* **Goal**:
Skip every picture and transcribe the remaining material exactly.

* **Source records**:
————
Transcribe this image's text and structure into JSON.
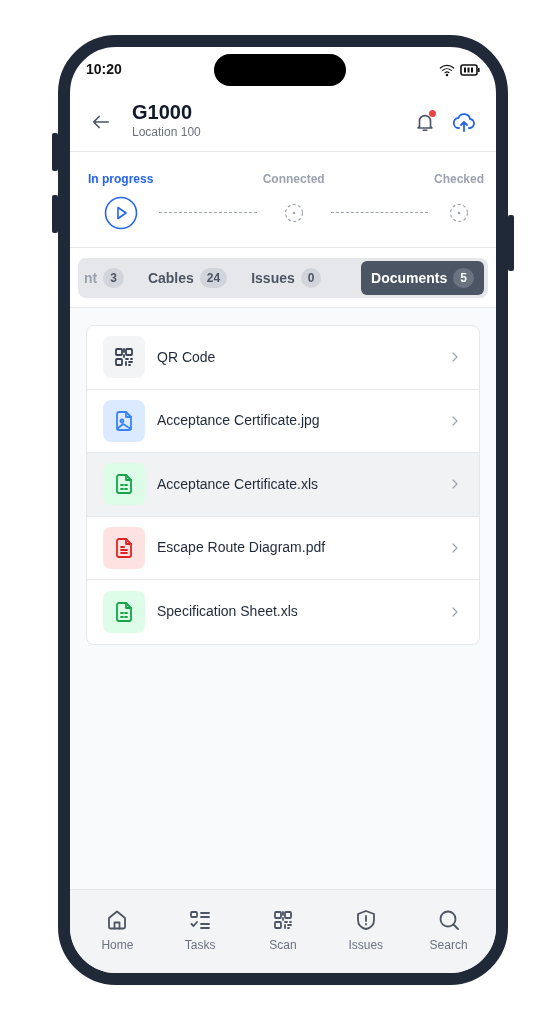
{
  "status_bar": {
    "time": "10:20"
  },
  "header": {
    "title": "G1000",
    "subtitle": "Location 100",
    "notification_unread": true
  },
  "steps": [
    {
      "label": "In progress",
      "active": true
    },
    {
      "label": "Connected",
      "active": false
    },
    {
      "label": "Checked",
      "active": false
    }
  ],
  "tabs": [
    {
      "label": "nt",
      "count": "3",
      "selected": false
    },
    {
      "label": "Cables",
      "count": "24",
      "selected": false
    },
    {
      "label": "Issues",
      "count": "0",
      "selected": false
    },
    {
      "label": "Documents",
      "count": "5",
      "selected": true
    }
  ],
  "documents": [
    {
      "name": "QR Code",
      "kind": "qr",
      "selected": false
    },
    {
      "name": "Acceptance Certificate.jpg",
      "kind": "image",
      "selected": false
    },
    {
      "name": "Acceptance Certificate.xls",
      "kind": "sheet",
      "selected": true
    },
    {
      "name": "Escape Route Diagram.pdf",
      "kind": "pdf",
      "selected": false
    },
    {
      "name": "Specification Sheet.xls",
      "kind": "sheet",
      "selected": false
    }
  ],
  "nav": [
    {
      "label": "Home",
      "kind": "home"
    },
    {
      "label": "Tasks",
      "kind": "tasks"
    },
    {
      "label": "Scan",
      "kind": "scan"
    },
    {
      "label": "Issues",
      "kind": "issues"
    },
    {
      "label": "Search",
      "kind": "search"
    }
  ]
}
————
* **Response**:
Transcribe this image's text and structure into JSON.
{
  "status_bar": {
    "time": "10:20"
  },
  "header": {
    "title": "G1000",
    "subtitle": "Location 100",
    "notification_unread": true
  },
  "steps": [
    {
      "label": "In progress",
      "active": true
    },
    {
      "label": "Connected",
      "active": false
    },
    {
      "label": "Checked",
      "active": false
    }
  ],
  "tabs": [
    {
      "label": "nt",
      "count": "3",
      "selected": false
    },
    {
      "label": "Cables",
      "count": "24",
      "selected": false
    },
    {
      "label": "Issues",
      "count": "0",
      "selected": false
    },
    {
      "label": "Documents",
      "count": "5",
      "selected": true
    }
  ],
  "documents": [
    {
      "name": "QR Code",
      "kind": "qr",
      "selected": false
    },
    {
      "name": "Acceptance Certificate.jpg",
      "kind": "image",
      "selected": false
    },
    {
      "name": "Acceptance Certificate.xls",
      "kind": "sheet",
      "selected": true
    },
    {
      "name": "Escape Route Diagram.pdf",
      "kind": "pdf",
      "selected": false
    },
    {
      "name": "Specification Sheet.xls",
      "kind": "sheet",
      "selected": false
    }
  ],
  "nav": [
    {
      "label": "Home",
      "kind": "home"
    },
    {
      "label": "Tasks",
      "kind": "tasks"
    },
    {
      "label": "Scan",
      "kind": "scan"
    },
    {
      "label": "Issues",
      "kind": "issues"
    },
    {
      "label": "Search",
      "kind": "search"
    }
  ]
}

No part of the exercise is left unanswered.